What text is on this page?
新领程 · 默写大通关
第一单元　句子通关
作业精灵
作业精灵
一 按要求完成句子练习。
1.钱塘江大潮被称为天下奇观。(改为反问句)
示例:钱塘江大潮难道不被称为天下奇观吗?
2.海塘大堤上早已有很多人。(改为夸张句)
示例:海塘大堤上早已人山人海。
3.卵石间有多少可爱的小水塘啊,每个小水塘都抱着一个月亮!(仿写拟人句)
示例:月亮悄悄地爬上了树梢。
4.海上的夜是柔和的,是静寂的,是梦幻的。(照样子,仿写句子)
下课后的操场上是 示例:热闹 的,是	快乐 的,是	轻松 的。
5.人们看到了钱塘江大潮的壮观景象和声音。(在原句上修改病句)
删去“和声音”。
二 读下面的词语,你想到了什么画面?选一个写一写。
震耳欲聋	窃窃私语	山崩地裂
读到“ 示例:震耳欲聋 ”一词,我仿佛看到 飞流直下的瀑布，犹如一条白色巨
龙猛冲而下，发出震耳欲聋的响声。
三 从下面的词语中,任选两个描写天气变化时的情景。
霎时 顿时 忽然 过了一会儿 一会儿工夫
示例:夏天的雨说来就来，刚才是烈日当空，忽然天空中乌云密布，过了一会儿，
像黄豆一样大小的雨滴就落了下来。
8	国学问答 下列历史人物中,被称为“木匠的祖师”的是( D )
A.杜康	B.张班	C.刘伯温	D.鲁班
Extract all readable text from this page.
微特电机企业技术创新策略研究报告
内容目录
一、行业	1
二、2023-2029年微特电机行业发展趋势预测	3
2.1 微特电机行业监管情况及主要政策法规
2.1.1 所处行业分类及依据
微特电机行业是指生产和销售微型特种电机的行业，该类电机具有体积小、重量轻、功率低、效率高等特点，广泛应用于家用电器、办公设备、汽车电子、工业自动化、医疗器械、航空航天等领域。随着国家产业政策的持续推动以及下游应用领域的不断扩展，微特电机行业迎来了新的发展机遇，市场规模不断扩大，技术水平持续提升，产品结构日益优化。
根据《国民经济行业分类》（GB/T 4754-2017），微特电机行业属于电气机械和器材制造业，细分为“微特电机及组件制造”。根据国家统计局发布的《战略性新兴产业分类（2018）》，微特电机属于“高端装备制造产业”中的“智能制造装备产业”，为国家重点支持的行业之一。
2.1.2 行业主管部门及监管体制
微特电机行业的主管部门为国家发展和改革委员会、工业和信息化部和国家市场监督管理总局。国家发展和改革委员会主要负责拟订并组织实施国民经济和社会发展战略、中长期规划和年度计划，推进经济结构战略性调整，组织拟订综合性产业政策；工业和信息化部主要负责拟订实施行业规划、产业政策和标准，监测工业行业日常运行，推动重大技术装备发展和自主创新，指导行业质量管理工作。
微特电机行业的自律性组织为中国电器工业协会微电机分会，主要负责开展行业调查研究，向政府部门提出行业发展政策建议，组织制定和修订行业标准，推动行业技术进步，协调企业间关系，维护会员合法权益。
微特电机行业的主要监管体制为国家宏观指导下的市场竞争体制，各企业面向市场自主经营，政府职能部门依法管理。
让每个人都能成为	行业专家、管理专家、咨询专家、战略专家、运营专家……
┄┄┄┄┄┄┄┄┄┄┄┄┄┄┄┄┄┄┄┄
PROBLEM DESCRIPTION
Your task is to retype all the records above with nothing left out.

TASK OUTPUT
What text is on this page?
新领程 · 默写大通关
第一单元　句子通关
作业精灵
作业精灵
一 按要求完成句子练习。
1.钱塘江大潮被称为天下奇观。(改为反问句)
示例:钱塘江大潮难道不被称为天下奇观吗?
2.海塘大堤上早已有很多人。(改为夸张句)
示例:海塘大堤上早已人山人海。
3.卵石间有多少可爱的小水塘啊,每个小水塘都抱着一个月亮!(仿写拟人句)
示例:月亮悄悄地爬上了树梢。
4.海上的夜是柔和的,是静寂的,是梦幻的。(照样子,仿写句子)
下课后的操场上是 示例:热闹 的,是	快乐 的,是	轻松 的。
5.人们看到了钱塘江大潮的壮观景象和声音。(在原句上修改病句)
删去“和声音”。
二 读下面的词语,你想到了什么画面?选一个写一写。
震耳欲聋	窃窃私语	山崩地裂
读到“ 示例:震耳欲聋 ”一词,我仿佛看到 飞流直下的瀑布，犹如一条白色巨
龙猛冲而下，发出震耳欲聋的响声。
三 从下面的词语中,任选两个描写天气变化时的情景。
霎时 顿时 忽然 过了一会儿 一会儿工夫
示例:夏天的雨说来就来，刚才是烈日当空，忽然天空中乌云密布，过了一会儿，
像黄豆一样大小的雨滴就落了下来。
8	国学问答 下列历史人物中,被称为“木匠的祖师”的是( D )
A.杜康	B.张班	C.刘伯温	D.鲁班
Extract all readable text from this page.
微特电机企业技术创新策略研究报告
内容目录
一、行业	1
二、2023-2029年微特电机行业发展趋势预测	3
2.1 微特电机行业监管情况及主要政策法规
2.1.1 所处行业分类及依据
微特电机行业是指生产和销售微型特种电机的行业，该类电机具有体积小、重量轻、功率低、效率高等特点，广泛应用于家用电器、办公设备、汽车电子、工业自动化、医疗器械、航空航天等领域。随着国家产业政策的持续推动以及下游应用领域的不断扩展，微特电机行业迎来了新的发展机遇，市场规模不断扩大，技术水平持续提升，产品结构日益优化。
根据《国民经济行业分类》（GB/T 4754-2017），微特电机行业属于电气机械和器材制造业，细分为“微特电机及组件制造”。根据国家统计局发布的《战略性新兴产业分类（2018）》，微特电机属于“高端装备制造产业”中的“智能制造装备产业”，为国家重点支持的行业之一。
2.1.2 行业主管部门及监管体制
微特电机行业的主管部门为国家发展和改革委员会、工业和信息化部和国家市场监督管理总局。国家发展和改革委员会主要负责拟订并组织实施国民经济和社会发展战略、中长期规划和年度计划，推进经济结构战略性调整，组织拟订综合性产业政策；工业和信息化部主要负责拟订实施行业规划、产业政策和标准，监测工业行业日常运行，推动重大技术装备发展和自主创新，指导行业质量管理工作。
微特电机行业的自律性组织为中国电器工业协会微电机分会，主要负责开展行业调查研究，向政府部门提出行业发展政策建议，组织制定和修订行业标准，推动行业技术进步，协调企业间关系，维护会员合法权益。
微特电机行业的主要监管体制为国家宏观指导下的市场竞争体制，各企业面向市场自主经营，政府职能部门依法管理。
让每个人都能成为	行业专家、管理专家、咨询专家、战略专家、运营专家……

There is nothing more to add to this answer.